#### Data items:
----

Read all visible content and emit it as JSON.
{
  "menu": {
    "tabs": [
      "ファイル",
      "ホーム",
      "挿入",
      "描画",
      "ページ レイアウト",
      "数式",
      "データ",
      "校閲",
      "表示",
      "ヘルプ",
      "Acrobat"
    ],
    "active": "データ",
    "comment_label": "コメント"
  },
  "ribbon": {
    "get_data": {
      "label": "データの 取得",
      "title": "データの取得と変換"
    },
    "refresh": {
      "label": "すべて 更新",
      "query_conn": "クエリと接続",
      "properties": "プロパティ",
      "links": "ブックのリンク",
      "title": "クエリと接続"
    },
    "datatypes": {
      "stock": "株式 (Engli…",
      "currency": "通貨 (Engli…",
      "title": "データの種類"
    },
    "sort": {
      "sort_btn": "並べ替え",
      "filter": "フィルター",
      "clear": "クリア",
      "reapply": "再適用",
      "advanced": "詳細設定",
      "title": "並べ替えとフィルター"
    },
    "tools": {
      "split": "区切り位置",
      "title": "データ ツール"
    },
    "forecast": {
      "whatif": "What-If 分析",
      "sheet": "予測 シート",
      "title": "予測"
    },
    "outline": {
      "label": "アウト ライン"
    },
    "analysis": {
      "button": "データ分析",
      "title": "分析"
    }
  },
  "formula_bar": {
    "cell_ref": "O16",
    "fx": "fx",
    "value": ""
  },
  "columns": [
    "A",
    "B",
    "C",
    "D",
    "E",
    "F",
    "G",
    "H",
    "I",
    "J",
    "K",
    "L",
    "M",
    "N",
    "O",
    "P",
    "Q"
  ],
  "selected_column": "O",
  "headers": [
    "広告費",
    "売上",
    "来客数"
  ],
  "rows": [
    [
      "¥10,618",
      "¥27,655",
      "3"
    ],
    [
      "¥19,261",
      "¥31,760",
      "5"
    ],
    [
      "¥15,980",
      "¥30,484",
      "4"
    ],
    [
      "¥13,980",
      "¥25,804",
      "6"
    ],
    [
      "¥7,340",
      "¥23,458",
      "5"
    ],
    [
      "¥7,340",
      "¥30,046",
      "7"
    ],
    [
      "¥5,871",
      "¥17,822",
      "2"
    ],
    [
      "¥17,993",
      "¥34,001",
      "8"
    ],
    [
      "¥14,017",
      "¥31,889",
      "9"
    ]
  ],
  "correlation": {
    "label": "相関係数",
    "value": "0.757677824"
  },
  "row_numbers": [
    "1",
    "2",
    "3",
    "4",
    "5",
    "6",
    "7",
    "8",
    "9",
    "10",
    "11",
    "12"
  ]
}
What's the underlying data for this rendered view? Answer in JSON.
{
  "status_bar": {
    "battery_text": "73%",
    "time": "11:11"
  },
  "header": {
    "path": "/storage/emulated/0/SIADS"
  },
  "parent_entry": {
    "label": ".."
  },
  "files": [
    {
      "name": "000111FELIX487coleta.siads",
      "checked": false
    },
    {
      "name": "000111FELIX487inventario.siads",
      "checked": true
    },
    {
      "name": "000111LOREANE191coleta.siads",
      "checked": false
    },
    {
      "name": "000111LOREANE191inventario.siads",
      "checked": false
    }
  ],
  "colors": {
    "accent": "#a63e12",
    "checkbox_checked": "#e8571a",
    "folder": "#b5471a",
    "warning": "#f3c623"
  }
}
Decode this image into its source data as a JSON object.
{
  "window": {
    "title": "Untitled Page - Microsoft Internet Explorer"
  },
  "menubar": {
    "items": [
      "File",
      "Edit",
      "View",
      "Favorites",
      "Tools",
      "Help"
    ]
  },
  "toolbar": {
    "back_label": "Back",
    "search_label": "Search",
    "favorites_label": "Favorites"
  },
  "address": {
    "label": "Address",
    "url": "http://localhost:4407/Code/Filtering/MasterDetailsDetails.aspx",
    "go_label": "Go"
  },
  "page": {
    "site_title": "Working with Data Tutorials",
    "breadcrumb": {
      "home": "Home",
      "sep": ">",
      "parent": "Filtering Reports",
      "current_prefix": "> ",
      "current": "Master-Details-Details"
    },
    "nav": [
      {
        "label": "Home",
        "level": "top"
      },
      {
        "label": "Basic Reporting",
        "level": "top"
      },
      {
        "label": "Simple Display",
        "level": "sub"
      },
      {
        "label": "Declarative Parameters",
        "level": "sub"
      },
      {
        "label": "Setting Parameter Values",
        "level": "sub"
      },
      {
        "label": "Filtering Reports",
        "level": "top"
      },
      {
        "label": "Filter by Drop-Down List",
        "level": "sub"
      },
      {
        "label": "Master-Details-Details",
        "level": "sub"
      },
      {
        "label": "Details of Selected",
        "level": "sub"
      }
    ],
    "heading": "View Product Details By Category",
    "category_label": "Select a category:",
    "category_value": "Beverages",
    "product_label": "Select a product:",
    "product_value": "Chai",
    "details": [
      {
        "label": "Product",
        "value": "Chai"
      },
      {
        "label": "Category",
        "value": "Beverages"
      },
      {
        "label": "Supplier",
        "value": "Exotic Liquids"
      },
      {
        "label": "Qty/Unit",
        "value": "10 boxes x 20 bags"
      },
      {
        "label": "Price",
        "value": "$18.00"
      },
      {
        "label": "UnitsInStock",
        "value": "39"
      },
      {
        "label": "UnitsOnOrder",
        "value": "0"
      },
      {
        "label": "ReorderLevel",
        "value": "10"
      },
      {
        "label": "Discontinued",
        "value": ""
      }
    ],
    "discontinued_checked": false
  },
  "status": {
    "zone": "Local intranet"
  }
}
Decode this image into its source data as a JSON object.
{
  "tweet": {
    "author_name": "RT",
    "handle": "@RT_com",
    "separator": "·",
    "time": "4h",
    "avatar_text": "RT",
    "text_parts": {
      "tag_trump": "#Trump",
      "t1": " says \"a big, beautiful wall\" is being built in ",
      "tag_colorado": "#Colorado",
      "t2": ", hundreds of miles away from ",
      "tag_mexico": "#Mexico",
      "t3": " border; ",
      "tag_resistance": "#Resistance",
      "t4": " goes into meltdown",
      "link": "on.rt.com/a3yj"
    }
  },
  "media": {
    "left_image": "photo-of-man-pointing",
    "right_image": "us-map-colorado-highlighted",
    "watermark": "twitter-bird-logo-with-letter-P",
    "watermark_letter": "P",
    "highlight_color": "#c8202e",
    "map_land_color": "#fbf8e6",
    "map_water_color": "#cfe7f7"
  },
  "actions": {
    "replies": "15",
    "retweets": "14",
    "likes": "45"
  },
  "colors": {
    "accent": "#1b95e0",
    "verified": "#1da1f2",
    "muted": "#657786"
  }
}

----

#### Problem requirements:
Look through the entries above and list every line containing "Favorites".

#### Worked solution:
      "Favorites",
    "favorites_label": "Favorites"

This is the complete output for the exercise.